## Work required
The records should be written out in full, with nothing altered.
START
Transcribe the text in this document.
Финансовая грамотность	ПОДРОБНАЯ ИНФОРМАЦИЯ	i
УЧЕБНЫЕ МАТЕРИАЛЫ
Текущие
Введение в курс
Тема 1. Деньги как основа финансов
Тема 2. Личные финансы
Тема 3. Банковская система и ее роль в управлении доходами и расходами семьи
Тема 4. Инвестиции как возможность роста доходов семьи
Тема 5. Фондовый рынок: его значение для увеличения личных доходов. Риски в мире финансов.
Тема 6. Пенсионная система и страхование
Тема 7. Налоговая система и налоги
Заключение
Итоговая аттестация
END
## Task answer
Transcribe the text in this document.
Финансовая грамотность	ПОДРОБНАЯ ИНФОРМАЦИЯ	i
УЧЕБНЫЕ МАТЕРИАЛЫ
Текущие
Введение в курс
Тема 1. Деньги как основа финансов
Тема 2. Личные финансы
Тема 3. Банковская система и ее роль в управлении доходами и расходами семьи
Тема 4. Инвестиции как возможность роста доходов семьи
Тема 5. Фондовый рынок: его значение для увеличения личных доходов. Риски в мире финансов.
Тема 6. Пенсионная система и страхование
Тема 7. Налоговая система и налоги
Заключение
Итоговая аттестация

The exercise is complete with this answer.